■ What you should do ■
Scan the data below and pick out the lines containing the word "шкалой".

Saved entries

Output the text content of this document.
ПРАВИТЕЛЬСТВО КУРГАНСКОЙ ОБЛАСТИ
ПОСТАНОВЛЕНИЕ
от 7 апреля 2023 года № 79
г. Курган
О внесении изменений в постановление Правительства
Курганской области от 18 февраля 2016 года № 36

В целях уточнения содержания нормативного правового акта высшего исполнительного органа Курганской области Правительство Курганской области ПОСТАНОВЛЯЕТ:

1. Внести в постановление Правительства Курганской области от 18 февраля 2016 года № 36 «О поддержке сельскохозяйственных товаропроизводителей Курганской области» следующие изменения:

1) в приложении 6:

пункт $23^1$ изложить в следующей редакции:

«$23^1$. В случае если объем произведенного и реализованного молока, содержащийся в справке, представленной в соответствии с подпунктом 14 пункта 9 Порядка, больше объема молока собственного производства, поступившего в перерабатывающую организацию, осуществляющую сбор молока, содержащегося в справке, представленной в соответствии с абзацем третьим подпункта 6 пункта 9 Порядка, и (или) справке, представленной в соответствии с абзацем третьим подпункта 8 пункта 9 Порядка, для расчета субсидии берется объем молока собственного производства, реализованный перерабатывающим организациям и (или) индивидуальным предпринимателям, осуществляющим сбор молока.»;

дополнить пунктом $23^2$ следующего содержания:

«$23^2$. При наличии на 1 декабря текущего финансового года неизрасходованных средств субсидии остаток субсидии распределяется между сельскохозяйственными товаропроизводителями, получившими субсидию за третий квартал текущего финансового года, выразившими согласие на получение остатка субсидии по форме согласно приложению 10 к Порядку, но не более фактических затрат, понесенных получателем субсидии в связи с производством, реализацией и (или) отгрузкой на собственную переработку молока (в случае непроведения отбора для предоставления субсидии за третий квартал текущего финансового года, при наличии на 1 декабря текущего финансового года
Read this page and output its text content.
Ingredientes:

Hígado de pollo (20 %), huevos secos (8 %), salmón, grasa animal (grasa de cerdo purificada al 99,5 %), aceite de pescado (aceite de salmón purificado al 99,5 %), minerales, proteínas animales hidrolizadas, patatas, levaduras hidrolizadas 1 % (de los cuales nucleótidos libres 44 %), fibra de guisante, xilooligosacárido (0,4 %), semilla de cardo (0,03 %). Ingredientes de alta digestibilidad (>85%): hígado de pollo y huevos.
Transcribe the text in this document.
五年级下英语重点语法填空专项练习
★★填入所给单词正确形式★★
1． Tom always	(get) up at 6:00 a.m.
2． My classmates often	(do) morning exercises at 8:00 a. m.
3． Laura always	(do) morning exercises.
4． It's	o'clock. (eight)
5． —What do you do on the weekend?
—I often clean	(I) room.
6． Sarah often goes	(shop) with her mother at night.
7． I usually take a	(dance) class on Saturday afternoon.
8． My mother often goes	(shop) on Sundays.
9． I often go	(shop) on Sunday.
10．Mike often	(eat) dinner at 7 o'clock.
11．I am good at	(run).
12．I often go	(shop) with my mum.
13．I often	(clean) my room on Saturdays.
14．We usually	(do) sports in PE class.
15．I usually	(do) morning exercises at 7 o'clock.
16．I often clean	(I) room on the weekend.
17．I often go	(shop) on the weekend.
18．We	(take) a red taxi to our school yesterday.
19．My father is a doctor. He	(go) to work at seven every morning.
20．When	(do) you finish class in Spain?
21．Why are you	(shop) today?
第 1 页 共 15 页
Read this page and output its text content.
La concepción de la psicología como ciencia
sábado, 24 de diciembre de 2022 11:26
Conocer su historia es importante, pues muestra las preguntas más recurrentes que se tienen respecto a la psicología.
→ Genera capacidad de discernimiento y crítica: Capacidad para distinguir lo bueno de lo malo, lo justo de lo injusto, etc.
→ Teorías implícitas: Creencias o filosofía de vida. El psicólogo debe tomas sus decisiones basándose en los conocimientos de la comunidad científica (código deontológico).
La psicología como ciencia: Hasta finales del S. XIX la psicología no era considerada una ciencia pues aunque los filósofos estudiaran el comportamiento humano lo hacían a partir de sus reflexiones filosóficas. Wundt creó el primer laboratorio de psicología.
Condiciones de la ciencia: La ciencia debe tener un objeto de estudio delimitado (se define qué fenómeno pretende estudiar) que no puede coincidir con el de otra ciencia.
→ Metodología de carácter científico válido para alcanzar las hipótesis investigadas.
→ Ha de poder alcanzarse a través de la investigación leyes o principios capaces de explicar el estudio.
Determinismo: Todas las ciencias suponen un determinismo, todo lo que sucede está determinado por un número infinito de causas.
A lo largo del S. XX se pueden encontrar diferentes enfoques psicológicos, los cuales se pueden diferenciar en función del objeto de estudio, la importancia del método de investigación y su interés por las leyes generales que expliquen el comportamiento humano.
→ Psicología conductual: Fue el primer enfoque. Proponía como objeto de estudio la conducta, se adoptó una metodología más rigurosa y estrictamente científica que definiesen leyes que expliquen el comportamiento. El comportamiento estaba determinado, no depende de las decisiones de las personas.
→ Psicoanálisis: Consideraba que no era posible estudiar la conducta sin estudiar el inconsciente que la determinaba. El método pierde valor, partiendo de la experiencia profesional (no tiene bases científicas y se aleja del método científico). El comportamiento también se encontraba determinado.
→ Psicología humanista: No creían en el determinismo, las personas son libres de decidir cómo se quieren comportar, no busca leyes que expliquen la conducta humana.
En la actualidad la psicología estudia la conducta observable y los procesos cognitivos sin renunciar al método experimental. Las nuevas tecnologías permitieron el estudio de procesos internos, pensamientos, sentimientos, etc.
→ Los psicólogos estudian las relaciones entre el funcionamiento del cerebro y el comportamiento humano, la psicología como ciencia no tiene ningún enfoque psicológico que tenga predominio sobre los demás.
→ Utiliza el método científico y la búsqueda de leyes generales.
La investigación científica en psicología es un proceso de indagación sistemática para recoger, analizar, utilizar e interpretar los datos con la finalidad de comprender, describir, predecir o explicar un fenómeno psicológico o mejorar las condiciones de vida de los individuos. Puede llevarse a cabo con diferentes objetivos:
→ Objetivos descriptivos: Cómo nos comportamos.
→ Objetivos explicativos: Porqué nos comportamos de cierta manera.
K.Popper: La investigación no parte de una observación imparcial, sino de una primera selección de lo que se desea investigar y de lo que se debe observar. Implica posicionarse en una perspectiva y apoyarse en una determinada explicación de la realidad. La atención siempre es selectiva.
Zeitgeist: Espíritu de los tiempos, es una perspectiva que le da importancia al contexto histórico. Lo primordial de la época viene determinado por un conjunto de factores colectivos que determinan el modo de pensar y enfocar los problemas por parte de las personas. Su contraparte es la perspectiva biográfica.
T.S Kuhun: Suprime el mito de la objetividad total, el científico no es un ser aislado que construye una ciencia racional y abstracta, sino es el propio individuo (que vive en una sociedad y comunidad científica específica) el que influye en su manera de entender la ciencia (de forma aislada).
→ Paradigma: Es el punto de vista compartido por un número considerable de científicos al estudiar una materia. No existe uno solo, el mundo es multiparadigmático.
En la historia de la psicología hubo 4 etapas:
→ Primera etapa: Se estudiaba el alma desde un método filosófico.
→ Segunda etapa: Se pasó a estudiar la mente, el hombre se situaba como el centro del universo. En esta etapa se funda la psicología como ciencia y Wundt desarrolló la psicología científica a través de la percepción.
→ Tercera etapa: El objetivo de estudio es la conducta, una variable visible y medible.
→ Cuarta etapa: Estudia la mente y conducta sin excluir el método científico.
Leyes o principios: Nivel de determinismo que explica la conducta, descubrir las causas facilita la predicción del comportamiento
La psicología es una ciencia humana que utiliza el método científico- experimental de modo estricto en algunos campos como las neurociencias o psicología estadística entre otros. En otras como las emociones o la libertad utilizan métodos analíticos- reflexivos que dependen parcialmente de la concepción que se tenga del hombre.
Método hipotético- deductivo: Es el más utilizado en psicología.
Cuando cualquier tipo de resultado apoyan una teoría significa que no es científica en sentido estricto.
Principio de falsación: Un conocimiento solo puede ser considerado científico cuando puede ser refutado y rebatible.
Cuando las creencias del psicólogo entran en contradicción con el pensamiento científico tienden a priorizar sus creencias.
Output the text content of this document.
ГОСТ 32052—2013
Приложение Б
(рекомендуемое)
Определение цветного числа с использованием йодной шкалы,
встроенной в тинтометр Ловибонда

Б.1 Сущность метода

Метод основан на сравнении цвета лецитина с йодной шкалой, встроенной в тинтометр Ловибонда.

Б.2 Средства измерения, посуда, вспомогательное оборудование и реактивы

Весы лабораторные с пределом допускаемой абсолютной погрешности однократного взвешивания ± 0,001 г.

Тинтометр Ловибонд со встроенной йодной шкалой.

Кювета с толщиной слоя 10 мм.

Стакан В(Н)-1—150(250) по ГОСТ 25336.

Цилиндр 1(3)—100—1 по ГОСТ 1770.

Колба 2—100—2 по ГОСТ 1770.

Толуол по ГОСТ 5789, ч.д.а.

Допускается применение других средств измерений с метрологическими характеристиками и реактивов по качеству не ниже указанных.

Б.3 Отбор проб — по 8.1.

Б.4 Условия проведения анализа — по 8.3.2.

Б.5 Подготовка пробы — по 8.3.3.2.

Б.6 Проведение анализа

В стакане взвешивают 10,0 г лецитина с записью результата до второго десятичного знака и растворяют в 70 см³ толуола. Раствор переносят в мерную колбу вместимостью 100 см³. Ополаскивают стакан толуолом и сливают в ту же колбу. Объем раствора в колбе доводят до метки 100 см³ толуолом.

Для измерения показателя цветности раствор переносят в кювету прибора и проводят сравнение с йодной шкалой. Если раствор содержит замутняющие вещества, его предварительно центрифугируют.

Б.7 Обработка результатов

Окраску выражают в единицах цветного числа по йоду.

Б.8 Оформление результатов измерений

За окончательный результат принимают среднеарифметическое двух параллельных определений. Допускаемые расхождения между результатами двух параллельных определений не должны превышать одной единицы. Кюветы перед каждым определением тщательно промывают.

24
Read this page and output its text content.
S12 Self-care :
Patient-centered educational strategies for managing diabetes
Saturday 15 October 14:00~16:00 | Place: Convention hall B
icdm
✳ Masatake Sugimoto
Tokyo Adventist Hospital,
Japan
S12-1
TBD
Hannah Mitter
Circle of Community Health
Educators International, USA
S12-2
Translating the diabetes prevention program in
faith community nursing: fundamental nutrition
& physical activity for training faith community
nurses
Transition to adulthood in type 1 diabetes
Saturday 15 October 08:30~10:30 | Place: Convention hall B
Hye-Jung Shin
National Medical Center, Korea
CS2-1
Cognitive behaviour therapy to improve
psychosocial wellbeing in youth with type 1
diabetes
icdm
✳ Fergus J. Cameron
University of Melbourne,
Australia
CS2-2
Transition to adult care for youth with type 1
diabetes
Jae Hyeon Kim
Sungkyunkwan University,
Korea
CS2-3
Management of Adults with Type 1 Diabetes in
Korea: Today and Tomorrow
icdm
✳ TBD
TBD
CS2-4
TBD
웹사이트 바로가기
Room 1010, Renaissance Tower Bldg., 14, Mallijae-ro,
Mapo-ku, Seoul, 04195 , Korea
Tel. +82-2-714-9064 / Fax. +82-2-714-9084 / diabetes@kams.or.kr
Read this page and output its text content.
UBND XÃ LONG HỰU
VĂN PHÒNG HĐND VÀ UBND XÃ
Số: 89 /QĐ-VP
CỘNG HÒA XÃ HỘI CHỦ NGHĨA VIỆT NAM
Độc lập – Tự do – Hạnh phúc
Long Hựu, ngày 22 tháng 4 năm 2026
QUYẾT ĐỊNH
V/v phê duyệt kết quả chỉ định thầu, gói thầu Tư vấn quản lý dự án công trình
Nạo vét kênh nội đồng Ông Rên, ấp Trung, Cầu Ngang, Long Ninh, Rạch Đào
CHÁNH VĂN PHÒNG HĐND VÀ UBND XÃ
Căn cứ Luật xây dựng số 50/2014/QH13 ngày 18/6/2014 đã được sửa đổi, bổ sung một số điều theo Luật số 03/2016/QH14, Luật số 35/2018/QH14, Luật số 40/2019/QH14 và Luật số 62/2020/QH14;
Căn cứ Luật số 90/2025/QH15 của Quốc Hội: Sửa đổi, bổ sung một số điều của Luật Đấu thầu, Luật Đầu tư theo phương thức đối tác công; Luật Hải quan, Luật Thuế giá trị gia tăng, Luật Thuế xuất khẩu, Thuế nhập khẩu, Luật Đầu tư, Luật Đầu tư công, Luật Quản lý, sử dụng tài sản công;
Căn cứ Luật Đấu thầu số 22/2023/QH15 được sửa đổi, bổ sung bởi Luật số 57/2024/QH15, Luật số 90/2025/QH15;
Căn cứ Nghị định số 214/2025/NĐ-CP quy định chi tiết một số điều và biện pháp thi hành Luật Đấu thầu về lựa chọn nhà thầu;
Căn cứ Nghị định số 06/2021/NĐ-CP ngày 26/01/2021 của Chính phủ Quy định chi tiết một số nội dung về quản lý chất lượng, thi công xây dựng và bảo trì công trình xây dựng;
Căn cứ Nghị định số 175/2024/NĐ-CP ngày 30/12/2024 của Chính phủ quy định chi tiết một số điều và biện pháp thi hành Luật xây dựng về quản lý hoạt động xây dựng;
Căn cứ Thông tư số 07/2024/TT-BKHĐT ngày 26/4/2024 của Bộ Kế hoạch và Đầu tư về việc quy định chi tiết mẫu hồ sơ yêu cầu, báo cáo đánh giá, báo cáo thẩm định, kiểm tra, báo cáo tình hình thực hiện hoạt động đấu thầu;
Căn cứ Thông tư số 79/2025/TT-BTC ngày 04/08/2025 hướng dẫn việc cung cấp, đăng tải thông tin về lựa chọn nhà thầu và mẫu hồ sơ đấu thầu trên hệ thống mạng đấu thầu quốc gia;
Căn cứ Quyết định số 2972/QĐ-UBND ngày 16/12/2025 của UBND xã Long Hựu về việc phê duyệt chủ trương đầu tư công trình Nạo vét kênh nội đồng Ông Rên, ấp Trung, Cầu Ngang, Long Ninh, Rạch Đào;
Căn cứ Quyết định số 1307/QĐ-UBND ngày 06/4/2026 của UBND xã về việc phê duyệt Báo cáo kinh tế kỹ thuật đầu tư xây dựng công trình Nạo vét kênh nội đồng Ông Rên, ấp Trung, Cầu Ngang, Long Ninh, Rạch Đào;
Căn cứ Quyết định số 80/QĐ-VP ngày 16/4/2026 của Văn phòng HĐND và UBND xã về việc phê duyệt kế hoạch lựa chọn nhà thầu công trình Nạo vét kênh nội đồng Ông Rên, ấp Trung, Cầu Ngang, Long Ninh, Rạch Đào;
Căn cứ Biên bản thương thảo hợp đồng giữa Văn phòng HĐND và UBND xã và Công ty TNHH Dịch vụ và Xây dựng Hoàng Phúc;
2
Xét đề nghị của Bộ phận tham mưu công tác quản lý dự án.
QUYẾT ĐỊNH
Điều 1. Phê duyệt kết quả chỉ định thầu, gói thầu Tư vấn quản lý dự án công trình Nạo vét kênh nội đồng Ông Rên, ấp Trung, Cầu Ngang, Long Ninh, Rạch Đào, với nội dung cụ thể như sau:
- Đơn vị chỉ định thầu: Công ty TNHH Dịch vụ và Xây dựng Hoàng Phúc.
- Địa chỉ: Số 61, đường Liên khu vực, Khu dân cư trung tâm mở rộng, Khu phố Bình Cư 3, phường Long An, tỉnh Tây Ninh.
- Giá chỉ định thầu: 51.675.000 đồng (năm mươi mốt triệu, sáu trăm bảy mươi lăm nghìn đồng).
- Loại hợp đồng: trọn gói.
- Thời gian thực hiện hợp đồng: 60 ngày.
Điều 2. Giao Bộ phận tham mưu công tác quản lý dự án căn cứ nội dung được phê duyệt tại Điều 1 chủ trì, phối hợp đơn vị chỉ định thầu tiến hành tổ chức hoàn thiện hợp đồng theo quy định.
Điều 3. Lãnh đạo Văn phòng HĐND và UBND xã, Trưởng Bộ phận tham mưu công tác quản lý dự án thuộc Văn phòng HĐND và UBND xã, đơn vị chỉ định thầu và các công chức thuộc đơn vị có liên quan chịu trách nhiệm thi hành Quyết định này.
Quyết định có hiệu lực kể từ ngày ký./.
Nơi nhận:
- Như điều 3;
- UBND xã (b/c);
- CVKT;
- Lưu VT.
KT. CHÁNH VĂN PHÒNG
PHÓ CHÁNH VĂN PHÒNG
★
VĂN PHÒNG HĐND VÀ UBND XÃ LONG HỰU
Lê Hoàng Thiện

■ Answer to the exercise ■
Метод основан на сравнении цвета лецитина с йодной шкалой, встроенной в тинтометр Ловибонда.
Тинтометр Ловибонд со встроенной йодной шкалой.
Для измерения показателя цветности раствор переносят в кювету прибора и проводят сравнение с йодной шкалой. Если раствор содержит замутняющие вещества, его предварительно центрифугируют.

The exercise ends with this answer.